Given data:
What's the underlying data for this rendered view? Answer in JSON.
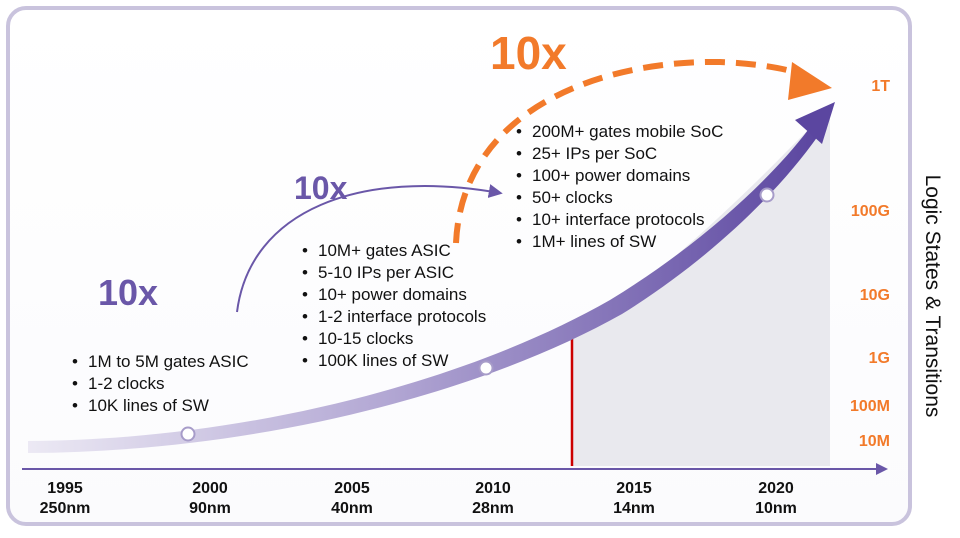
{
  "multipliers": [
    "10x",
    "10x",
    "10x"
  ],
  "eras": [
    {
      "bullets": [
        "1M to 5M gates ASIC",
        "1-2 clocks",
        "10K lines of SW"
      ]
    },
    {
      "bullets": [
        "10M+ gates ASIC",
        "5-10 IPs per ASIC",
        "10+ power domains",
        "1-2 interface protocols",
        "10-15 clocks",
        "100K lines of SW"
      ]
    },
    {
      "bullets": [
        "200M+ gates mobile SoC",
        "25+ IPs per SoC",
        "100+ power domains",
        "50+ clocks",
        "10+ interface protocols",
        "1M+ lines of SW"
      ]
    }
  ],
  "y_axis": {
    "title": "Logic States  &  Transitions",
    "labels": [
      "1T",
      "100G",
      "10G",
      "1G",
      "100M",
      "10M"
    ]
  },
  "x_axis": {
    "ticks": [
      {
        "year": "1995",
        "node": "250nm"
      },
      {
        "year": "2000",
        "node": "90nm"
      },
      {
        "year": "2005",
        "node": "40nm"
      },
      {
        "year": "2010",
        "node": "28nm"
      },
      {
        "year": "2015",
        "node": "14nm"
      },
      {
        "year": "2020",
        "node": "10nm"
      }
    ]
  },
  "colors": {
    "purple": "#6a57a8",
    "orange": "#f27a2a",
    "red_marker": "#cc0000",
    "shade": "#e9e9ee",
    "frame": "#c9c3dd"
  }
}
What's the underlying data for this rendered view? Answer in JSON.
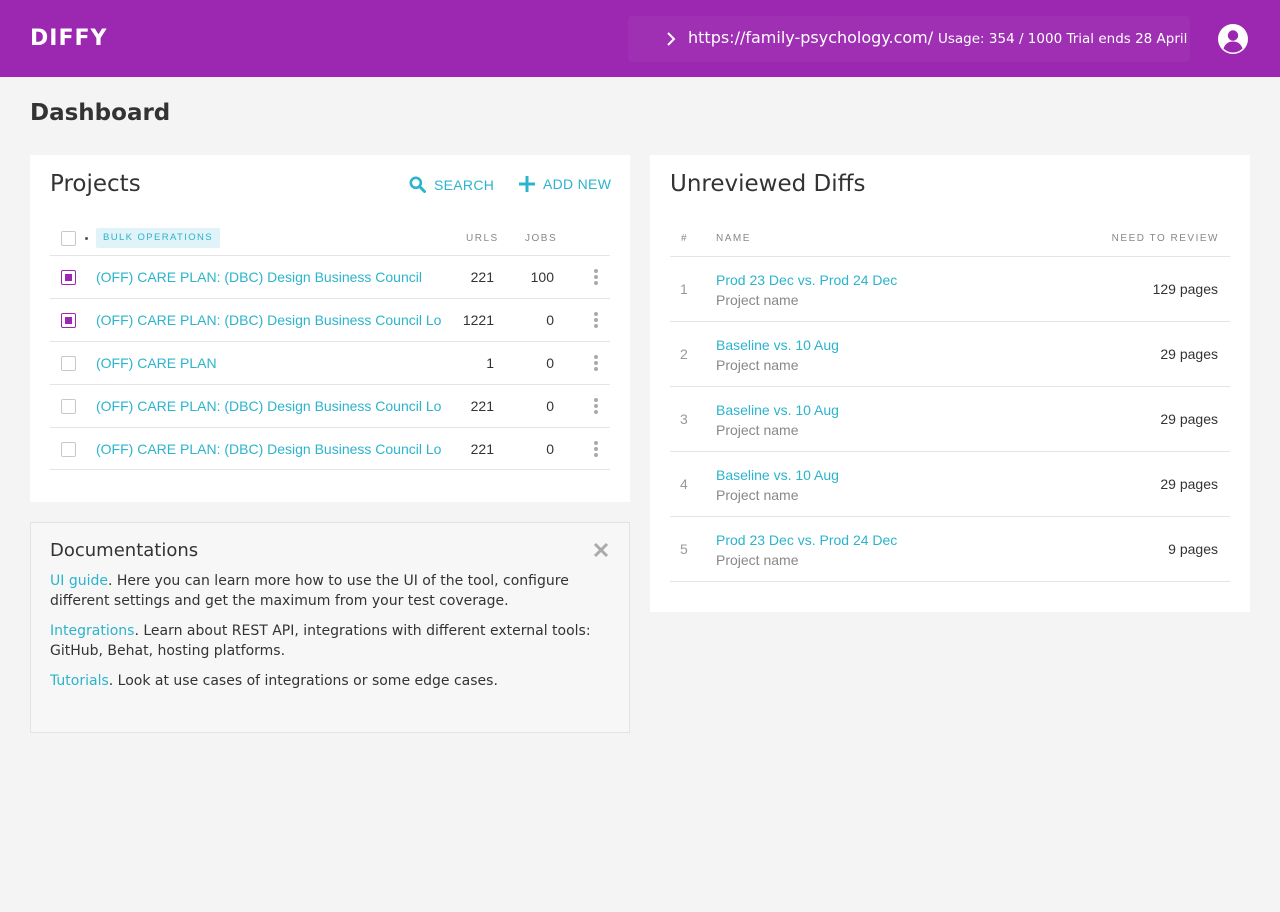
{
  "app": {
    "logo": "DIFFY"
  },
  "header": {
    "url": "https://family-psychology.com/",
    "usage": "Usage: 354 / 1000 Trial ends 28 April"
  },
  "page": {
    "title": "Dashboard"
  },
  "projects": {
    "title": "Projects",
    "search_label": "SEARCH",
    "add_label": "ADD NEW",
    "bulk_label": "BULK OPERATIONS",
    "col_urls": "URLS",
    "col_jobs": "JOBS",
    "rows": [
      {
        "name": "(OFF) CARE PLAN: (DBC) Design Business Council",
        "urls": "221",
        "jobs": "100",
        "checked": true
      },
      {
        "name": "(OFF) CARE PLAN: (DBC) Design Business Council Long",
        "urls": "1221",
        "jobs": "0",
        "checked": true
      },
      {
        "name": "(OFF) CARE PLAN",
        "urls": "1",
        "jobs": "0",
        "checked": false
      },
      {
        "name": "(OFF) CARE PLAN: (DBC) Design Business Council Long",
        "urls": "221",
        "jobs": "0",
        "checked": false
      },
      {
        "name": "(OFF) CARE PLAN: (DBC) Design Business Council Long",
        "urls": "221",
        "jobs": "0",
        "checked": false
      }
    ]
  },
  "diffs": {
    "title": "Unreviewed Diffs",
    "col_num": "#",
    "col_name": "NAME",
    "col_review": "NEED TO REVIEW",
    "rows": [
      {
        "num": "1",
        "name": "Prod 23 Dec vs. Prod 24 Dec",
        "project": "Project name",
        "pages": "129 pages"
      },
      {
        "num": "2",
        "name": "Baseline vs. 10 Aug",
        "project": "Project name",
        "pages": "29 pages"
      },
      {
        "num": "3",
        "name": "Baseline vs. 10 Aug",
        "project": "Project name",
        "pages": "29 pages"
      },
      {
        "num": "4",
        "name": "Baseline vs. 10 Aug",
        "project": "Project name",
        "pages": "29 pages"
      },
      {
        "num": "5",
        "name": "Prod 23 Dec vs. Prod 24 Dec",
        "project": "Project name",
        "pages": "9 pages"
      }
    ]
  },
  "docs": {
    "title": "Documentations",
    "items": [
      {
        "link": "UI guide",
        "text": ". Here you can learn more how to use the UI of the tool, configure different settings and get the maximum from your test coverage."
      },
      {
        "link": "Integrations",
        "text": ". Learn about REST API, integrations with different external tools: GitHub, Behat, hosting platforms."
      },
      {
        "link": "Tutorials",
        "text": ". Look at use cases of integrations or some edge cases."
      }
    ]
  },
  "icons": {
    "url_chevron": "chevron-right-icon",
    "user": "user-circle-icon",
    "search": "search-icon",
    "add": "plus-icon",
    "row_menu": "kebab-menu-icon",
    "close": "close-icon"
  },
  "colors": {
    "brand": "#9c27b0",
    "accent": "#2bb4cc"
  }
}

Task objective:
Excluding the pictures, reproduce every entry exactly as given.

The reply:
What's the underlying data for this rendered view? Answer in JSON.
{
  "multipliers": [
    "10x",
    "10x",
    "10x"
  ],
  "eras": [
    {
      "bullets": [
        "1M to 5M gates ASIC",
        "1-2 clocks",
        "10K lines of SW"
      ]
    },
    {
      "bullets": [
        "10M+ gates ASIC",
        "5-10 IPs per ASIC",
        "10+ power domains",
        "1-2 interface protocols",
        "10-15 clocks",
        "100K lines of SW"
      ]
    },
    {
      "bullets": [
        "200M+ gates mobile SoC",
        "25+ IPs per SoC",
        "100+ power domains",
        "50+ clocks",
        "10+ interface protocols",
        "1M+ lines of SW"
      ]
    }
  ],
  "y_axis": {
    "title": "Logic States  &  Transitions",
    "labels": [
      "1T",
      "100G",
      "10G",
      "1G",
      "100M",
      "10M"
    ]
  },
  "x_axis": {
    "ticks": [
      {
        "year": "1995",
        "node": "250nm"
      },
      {
        "year": "2000",
        "node": "90nm"
      },
      {
        "year": "2005",
        "node": "40nm"
      },
      {
        "year": "2010",
        "node": "28nm"
      },
      {
        "year": "2015",
        "node": "14nm"
      },
      {
        "year": "2020",
        "node": "10nm"
      }
    ]
  },
  "colors": {
    "purple": "#6a57a8",
    "orange": "#f27a2a",
    "red_marker": "#cc0000",
    "shade": "#e9e9ee",
    "frame": "#c9c3dd"
  }
}
What's the underlying data for this rendered view? Answer in JSON.
{
  "app": {
    "logo": "DIFFY"
  },
  "header": {
    "url": "https://family-psychology.com/",
    "usage": "Usage: 354 / 1000 Trial ends 28 April"
  },
  "page": {
    "title": "Dashboard"
  },
  "projects": {
    "title": "Projects",
    "search_label": "SEARCH",
    "add_label": "ADD NEW",
    "bulk_label": "BULK OPERATIONS",
    "col_urls": "URLS",
    "col_jobs": "JOBS",
    "rows": [
      {
        "name": "(OFF) CARE PLAN: (DBC) Design Business Council",
        "urls": "221",
        "jobs": "100",
        "checked": true
      },
      {
        "name": "(OFF) CARE PLAN: (DBC) Design Business Council Long",
        "urls": "1221",
        "jobs": "0",
        "checked": true
      },
      {
        "name": "(OFF) CARE PLAN",
        "urls": "1",
        "jobs": "0",
        "checked": false
      },
      {
        "name": "(OFF) CARE PLAN: (DBC) Design Business Council Long",
        "urls": "221",
        "jobs": "0",
        "checked": false
      },
      {
        "name": "(OFF) CARE PLAN: (DBC) Design Business Council Long",
        "urls": "221",
        "jobs": "0",
        "checked": false
      }
    ]
  },
  "diffs": {
    "title": "Unreviewed Diffs",
    "col_num": "#",
    "col_name": "NAME",
    "col_review": "NEED TO REVIEW",
    "rows": [
      {
        "num": "1",
        "name": "Prod 23 Dec vs. Prod 24 Dec",
        "project": "Project name",
        "pages": "129 pages"
      },
      {
        "num": "2",
        "name": "Baseline vs. 10 Aug",
        "project": "Project name",
        "pages": "29 pages"
      },
      {
        "num": "3",
        "name": "Baseline vs. 10 Aug",
        "project": "Project name",
        "pages": "29 pages"
      },
      {
        "num": "4",
        "name": "Baseline vs. 10 Aug",
        "project": "Project name",
        "pages": "29 pages"
      },
      {
        "num": "5",
        "name": "Prod 23 Dec vs. Prod 24 Dec",
        "project": "Project name",
        "pages": "9 pages"
      }
    ]
  },
  "docs": {
    "title": "Documentations",
    "items": [
      {
        "link": "UI guide",
        "text": ". Here you can learn more how to use the UI of the tool, configure different settings and get the maximum from your test coverage."
      },
      {
        "link": "Integrations",
        "text": ". Learn about REST API, integrations with different external tools: GitHub, Behat, hosting platforms."
      },
      {
        "link": "Tutorials",
        "text": ". Look at use cases of integrations or some edge cases."
      }
    ]
  },
  "icons": {
    "url_chevron": "chevron-right-icon",
    "user": "user-circle-icon",
    "search": "search-icon",
    "add": "plus-icon",
    "row_menu": "kebab-menu-icon",
    "close": "close-icon"
  },
  "colors": {
    "brand": "#9c27b0",
    "accent": "#2bb4cc"
  }
}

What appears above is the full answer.